Dataset items
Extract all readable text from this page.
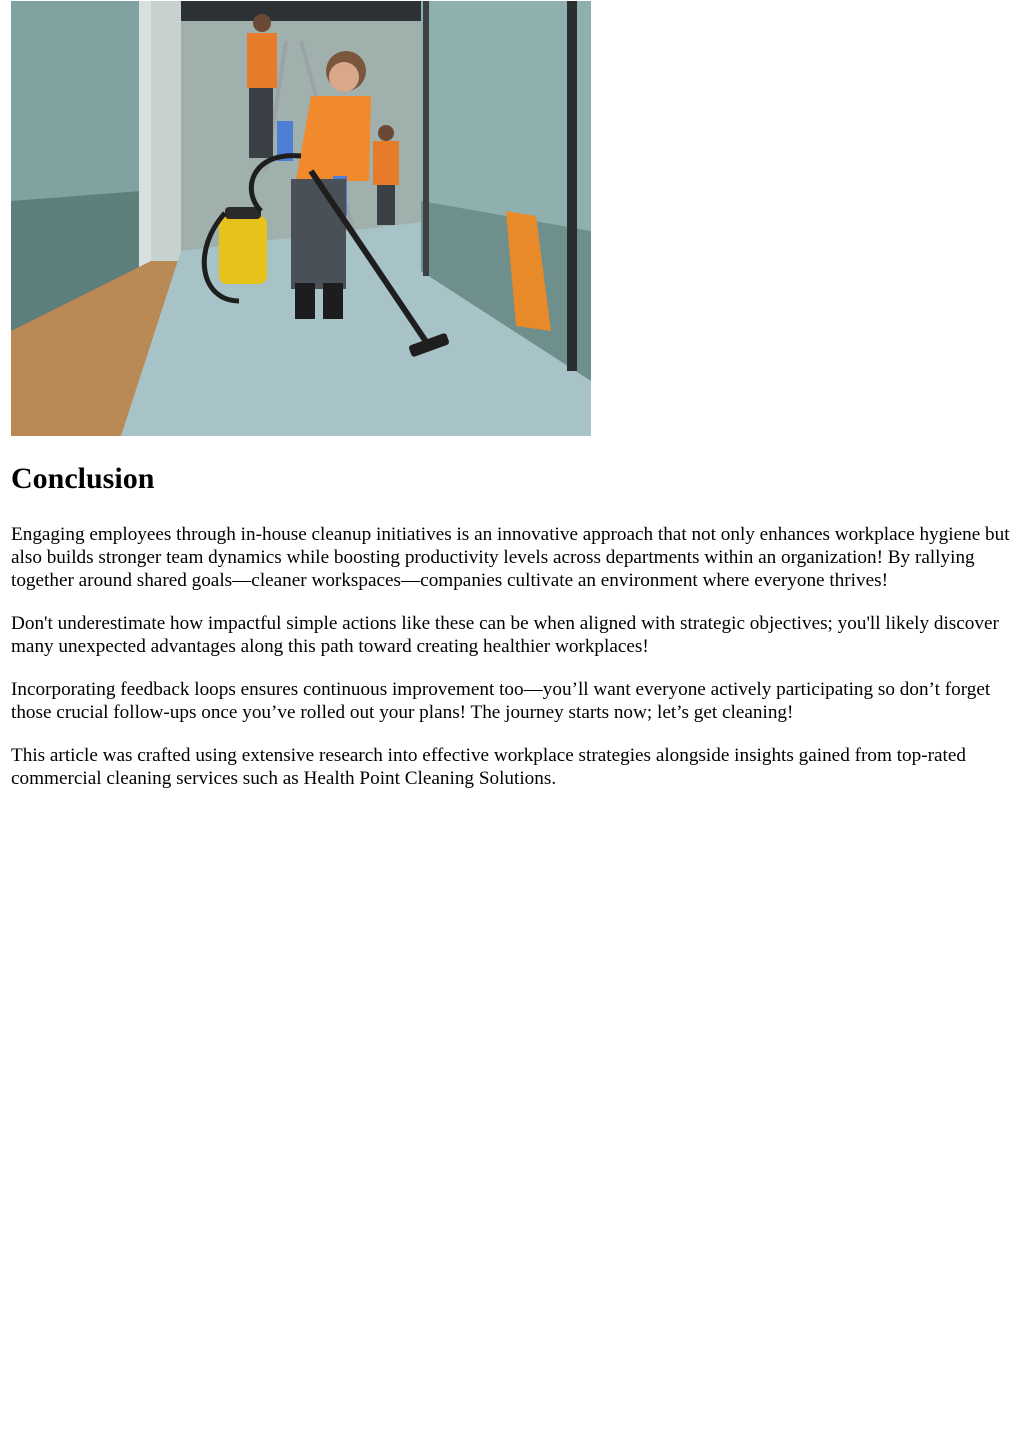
Conclusion

Engaging employees through in-house cleanup initiatives is an innovative approach that not only enhances workplace hygiene but also builds stronger team dynamics while boosting productivity levels across departments within an organization! By rallying together around shared goals—cleaner workspaces—companies cultivate an environment where everyone thrives!

Don't underestimate how impactful simple actions like these can be when aligned with strategic objectives; you'll likely discover many unexpected advantages along this path toward creating healthier workplaces!

Incorporating feedback loops ensures continuous improvement too—you’ll want everyone actively participating so don’t forget those crucial follow-ups once you’ve rolled out your plans! The journey starts now; let’s get cleaning!

This article was crafted using extensive research into effective workplace strategies alongside insights gained from top-rated commercial cleaning services such as Health Point Cleaning Solutions.
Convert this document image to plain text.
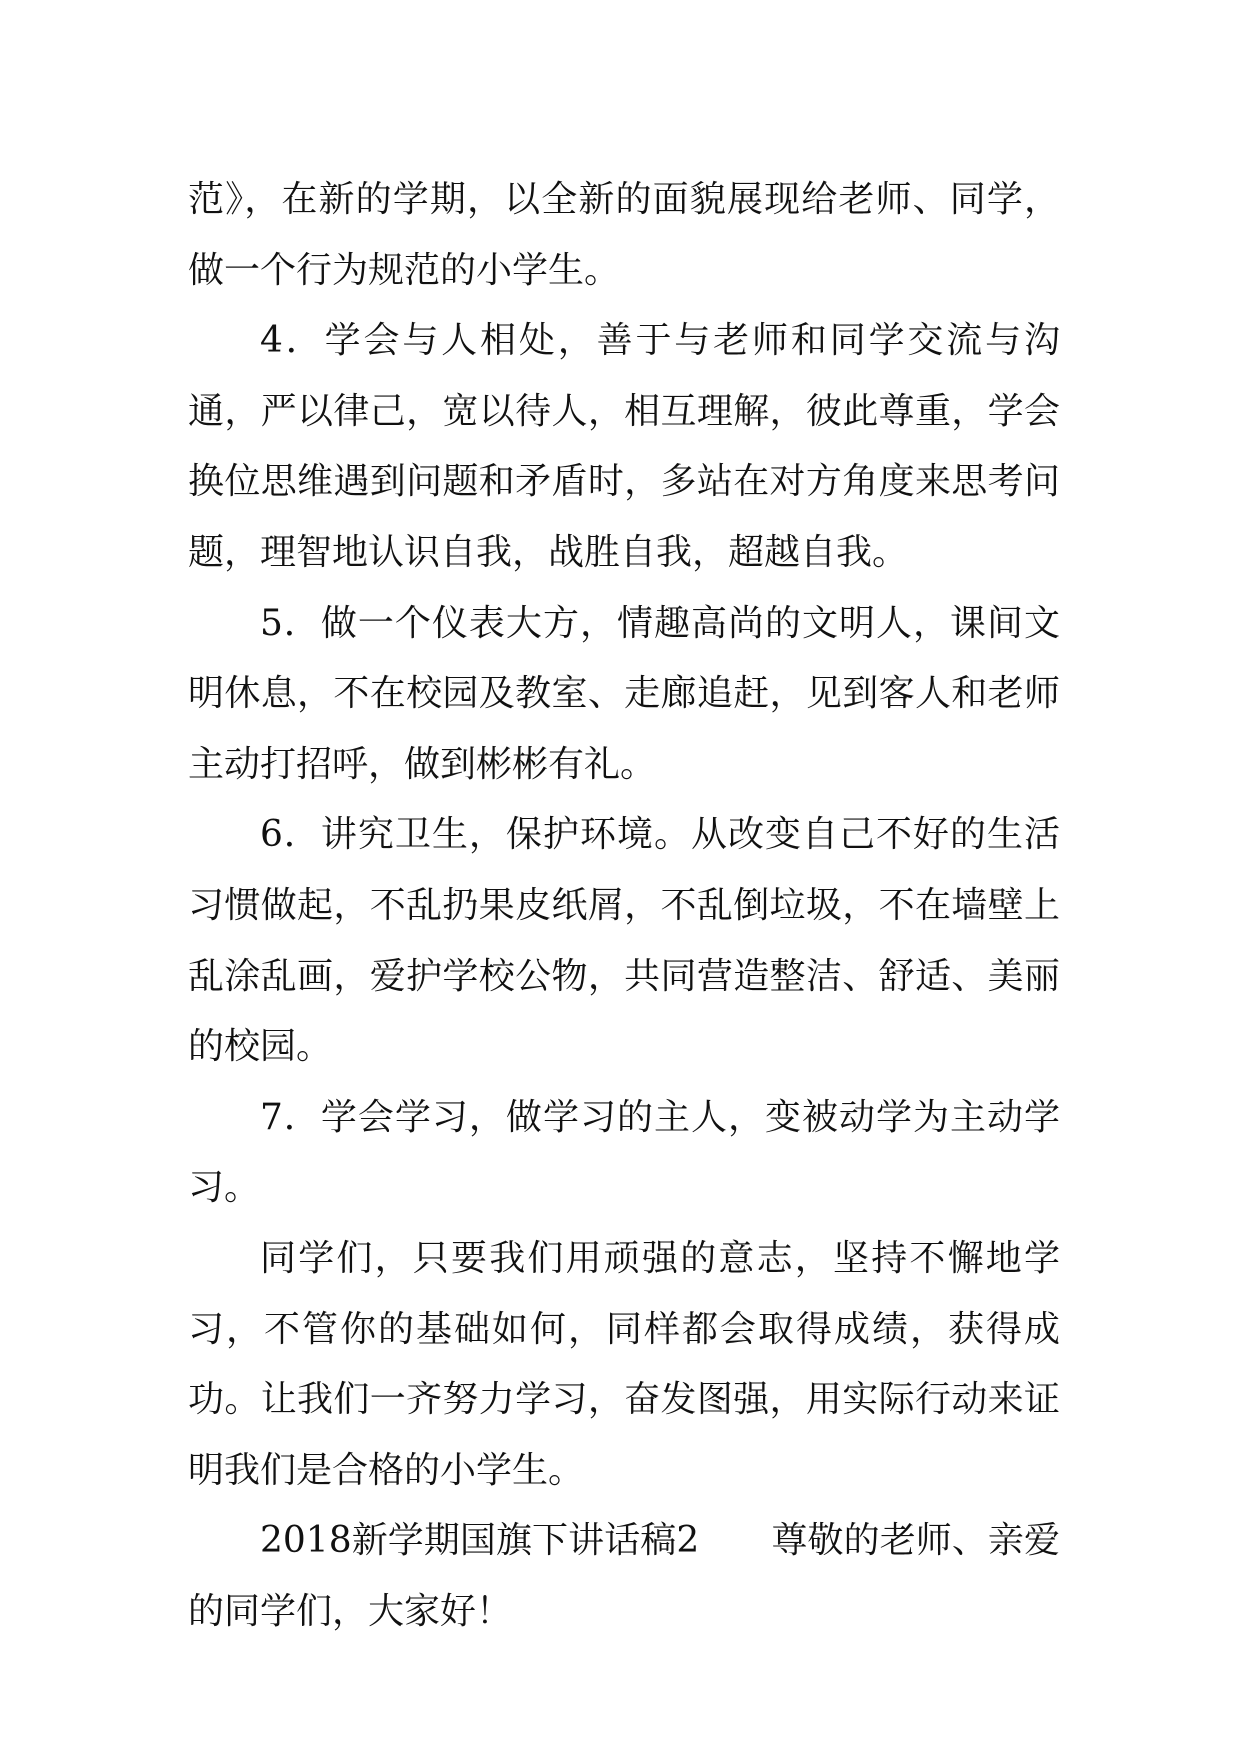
范》，在新的学期，以全新的面貌展现给老师、同学，做一个行为规范的小学生。

4．学会与人相处，善于与老师和同学交流与沟通，严以律己，宽以待人，相互理解，彼此尊重，学会换位思维遇到问题和矛盾时，多站在对方角度来思考问题，理智地认识自我，战胜自我，超越自我。

5．做一个仪表大方，情趣高尚的文明人，课间文明休息，不在校园及教室、走廊追赶，见到客人和老师主动打招呼，做到彬彬有礼。

6．讲究卫生，保护环境。从改变自己不好的生活习惯做起，不乱扔果皮纸屑，不乱倒垃圾，不在墙壁上乱涂乱画，爱护学校公物，共同营造整洁、舒适、美丽的校园。

7．学会学习，做学习的主人，变被动学为主动学习。

同学们，只要我们用顽强的意志，坚持不懈地学习，不管你的基础如何，同样都会取得成绩，获得成功。让我们一齐努力学习，奋发图强，用实际行动来证明我们是合格的小学生。

2018新学期国旗下讲话稿2　　尊敬的老师、亲爱的同学们，大家好！
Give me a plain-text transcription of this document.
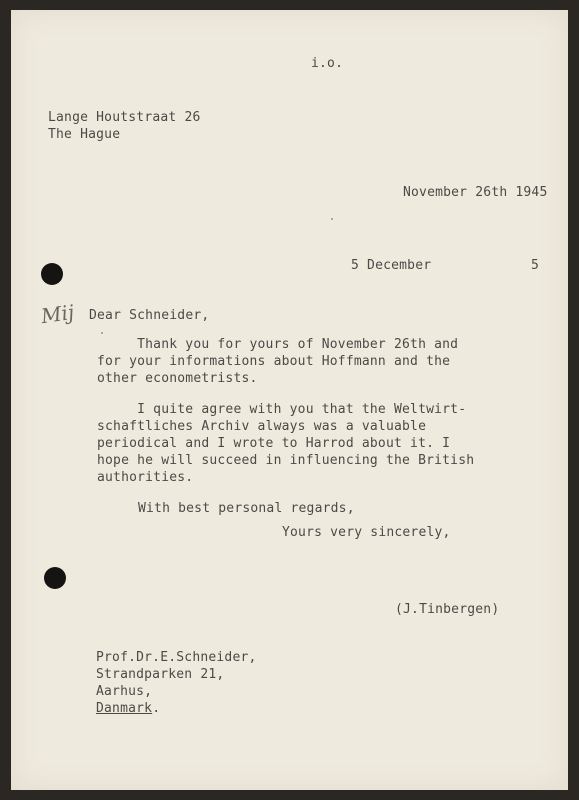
i.o.
Lange Houtstraat 26
The Hague
November 26th 1945
5 December	5
Mij Dear Schneider,
Thank you for yours of November 26th and
for your informations about Hoffmann and the
other econometrists.
I quite agree with you that the Weltwirt-
schaftliches Archiv always was a valuable
periodical and I wrote to Harrod about it. I
hope he will succeed in influencing the British
authorities.
With best personal regards,
Yours very sincerely,
(J.Tinbergen)
Prof.Dr.E.Schneider,
Strandparken 21,
Aarhus,
Danmark.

## GOAL OF THE EXERCISE:
Identify and copy all lines with the word "Schneider".

## THE COMPLETED TASK:
Mij Dear Schneider,
Prof.Dr.E.Schneider,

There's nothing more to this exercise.